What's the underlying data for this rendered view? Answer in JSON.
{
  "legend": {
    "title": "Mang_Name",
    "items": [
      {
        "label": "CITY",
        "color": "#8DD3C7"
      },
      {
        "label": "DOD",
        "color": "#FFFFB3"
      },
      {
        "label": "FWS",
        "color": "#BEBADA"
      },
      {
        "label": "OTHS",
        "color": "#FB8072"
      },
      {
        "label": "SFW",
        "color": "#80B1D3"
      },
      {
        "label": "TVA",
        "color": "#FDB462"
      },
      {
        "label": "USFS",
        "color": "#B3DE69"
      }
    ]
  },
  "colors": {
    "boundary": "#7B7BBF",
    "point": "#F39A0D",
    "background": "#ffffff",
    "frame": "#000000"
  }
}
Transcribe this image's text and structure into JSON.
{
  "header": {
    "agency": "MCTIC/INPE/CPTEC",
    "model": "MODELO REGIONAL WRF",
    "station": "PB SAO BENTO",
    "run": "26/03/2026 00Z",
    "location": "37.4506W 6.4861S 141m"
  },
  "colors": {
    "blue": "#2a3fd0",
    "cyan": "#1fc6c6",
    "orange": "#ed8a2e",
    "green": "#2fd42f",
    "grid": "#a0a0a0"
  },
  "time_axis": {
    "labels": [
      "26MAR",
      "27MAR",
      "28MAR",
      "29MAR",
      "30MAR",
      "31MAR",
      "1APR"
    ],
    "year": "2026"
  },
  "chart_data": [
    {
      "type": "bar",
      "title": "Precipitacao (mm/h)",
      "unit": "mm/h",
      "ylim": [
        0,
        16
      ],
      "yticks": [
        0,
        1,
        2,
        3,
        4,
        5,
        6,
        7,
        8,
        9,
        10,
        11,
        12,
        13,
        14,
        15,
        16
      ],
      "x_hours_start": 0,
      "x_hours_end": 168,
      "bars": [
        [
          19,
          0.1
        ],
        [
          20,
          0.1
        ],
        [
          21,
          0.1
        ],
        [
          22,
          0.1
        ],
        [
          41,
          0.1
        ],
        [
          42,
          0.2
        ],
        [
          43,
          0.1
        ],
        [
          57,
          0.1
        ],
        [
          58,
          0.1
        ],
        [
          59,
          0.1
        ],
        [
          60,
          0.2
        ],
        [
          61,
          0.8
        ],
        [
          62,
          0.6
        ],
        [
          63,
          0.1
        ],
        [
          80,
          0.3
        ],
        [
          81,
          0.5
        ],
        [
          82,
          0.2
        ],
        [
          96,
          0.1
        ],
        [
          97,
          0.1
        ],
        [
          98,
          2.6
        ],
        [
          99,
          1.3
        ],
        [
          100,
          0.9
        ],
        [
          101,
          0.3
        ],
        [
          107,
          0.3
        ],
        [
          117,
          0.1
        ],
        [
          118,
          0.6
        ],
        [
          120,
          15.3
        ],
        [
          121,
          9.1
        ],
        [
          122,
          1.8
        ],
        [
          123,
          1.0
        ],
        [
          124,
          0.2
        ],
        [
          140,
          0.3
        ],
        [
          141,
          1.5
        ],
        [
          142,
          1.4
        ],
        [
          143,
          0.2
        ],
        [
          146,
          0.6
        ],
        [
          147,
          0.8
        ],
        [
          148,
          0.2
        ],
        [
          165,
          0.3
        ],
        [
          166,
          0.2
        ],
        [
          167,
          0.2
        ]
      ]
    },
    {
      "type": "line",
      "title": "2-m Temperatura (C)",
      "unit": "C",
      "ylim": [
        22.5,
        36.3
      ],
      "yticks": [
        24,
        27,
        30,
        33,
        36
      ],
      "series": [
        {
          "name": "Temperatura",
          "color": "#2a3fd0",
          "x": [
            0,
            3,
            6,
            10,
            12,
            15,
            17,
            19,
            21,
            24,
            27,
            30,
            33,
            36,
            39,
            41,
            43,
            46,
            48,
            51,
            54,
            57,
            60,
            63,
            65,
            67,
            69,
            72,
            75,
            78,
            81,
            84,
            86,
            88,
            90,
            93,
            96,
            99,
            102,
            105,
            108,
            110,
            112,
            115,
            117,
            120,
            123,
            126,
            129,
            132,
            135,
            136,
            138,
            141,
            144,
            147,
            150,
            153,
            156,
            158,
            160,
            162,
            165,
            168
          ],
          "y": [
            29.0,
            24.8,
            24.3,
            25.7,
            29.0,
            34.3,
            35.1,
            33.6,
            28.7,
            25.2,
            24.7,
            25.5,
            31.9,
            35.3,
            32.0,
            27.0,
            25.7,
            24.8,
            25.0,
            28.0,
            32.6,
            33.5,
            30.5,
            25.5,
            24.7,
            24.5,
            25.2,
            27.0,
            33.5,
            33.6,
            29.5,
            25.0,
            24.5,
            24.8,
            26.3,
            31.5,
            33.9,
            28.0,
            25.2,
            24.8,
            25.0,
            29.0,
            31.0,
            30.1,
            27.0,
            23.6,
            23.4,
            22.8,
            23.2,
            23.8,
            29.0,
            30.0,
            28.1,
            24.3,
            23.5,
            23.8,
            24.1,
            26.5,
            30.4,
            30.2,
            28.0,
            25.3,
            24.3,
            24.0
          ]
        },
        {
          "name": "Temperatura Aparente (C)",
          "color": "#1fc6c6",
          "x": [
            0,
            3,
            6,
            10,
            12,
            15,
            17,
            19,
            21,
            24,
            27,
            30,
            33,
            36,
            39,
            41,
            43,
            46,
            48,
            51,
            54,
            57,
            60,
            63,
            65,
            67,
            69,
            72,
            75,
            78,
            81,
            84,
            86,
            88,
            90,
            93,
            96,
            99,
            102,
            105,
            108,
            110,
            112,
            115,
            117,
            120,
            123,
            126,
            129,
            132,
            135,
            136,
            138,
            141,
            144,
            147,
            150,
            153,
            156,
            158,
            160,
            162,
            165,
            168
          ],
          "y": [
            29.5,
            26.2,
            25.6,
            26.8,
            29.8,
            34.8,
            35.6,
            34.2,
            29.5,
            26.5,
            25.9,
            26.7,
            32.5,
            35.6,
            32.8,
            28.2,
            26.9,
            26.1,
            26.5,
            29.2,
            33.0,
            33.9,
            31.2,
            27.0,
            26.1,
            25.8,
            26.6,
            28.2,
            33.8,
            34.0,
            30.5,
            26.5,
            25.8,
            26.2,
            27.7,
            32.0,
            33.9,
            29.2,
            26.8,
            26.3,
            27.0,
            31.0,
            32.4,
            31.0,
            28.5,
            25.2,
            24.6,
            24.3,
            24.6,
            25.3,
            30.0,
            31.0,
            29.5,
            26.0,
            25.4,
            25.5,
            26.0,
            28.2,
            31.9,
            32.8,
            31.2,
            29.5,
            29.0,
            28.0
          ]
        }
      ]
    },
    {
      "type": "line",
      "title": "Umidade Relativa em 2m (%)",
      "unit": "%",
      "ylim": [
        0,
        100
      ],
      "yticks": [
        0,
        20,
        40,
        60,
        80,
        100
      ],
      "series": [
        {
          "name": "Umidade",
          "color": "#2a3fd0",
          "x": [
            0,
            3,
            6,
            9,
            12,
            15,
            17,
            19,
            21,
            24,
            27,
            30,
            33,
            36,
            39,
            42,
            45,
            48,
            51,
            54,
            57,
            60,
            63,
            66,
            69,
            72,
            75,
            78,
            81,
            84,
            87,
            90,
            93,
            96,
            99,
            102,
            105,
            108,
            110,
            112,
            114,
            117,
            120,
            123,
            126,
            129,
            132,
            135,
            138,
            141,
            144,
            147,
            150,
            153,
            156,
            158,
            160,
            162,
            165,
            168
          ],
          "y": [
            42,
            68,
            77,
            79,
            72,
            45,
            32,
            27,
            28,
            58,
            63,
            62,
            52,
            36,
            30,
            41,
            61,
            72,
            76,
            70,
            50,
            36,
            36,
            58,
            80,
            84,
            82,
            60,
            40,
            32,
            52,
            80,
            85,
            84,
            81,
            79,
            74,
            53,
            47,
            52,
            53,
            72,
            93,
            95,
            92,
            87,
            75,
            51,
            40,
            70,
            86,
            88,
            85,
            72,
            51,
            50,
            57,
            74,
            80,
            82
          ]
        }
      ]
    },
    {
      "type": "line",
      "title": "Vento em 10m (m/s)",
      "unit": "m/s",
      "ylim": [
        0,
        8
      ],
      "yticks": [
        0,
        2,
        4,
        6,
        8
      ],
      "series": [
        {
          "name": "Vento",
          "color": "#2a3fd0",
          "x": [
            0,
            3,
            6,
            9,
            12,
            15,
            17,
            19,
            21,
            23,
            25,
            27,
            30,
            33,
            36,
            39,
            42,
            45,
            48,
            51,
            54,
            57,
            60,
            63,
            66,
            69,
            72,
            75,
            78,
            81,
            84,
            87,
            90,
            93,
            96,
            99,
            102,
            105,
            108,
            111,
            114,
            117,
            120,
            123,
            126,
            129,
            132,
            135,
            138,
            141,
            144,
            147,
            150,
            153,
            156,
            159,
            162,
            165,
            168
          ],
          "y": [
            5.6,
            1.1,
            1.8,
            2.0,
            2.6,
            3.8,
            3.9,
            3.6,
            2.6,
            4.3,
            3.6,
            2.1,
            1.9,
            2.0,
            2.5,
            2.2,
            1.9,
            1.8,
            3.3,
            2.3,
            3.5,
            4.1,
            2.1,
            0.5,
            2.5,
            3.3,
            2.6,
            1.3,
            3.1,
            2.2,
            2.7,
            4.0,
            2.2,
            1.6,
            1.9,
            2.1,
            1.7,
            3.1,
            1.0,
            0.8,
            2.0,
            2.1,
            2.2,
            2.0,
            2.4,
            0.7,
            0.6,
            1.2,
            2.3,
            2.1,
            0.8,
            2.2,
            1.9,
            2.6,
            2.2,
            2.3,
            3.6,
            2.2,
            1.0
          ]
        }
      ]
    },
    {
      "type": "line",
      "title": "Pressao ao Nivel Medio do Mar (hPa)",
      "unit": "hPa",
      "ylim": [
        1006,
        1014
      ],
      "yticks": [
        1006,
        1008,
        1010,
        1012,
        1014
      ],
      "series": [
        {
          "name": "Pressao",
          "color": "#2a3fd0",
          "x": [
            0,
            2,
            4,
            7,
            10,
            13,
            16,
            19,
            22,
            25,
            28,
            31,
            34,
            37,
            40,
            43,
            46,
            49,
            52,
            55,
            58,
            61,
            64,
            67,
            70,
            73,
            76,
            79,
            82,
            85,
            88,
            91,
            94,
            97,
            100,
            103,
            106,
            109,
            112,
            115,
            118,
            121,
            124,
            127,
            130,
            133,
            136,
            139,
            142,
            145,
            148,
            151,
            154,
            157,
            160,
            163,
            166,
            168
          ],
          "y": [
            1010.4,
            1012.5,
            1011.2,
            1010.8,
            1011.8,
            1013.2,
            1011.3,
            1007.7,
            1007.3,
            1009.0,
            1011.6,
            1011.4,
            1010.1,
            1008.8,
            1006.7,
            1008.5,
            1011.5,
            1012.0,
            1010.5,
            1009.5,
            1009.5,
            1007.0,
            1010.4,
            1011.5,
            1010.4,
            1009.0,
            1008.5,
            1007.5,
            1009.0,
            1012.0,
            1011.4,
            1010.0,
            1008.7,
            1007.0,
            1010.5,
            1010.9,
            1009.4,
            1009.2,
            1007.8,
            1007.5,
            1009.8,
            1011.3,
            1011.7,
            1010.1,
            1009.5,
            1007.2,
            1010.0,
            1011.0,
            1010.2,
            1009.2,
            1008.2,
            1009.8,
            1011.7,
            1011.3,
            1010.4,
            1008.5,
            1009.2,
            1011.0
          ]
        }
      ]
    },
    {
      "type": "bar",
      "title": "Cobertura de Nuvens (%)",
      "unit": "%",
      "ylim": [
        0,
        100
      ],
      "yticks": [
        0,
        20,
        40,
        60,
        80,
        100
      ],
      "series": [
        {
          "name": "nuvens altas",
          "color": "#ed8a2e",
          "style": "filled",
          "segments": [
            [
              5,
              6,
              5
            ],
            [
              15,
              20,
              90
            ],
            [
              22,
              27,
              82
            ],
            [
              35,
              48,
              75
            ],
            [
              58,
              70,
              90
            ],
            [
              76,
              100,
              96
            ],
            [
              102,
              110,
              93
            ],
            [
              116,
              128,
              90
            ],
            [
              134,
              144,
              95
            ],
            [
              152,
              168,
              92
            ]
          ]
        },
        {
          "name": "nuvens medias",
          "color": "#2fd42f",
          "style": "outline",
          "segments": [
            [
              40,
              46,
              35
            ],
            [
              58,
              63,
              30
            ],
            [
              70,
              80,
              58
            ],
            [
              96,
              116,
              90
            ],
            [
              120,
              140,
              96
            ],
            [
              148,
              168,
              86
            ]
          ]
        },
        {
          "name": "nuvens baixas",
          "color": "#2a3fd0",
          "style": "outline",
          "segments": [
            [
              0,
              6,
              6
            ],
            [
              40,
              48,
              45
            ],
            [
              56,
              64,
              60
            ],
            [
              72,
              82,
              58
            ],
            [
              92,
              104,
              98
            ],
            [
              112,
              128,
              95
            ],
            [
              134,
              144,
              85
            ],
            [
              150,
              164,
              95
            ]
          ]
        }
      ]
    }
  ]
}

Aim of the task ::
Return each line in the records that holds the string "Umidade".

Result of this task ::
      "title": "Umidade Relativa em 2m (%)",
          "name": "Umidade",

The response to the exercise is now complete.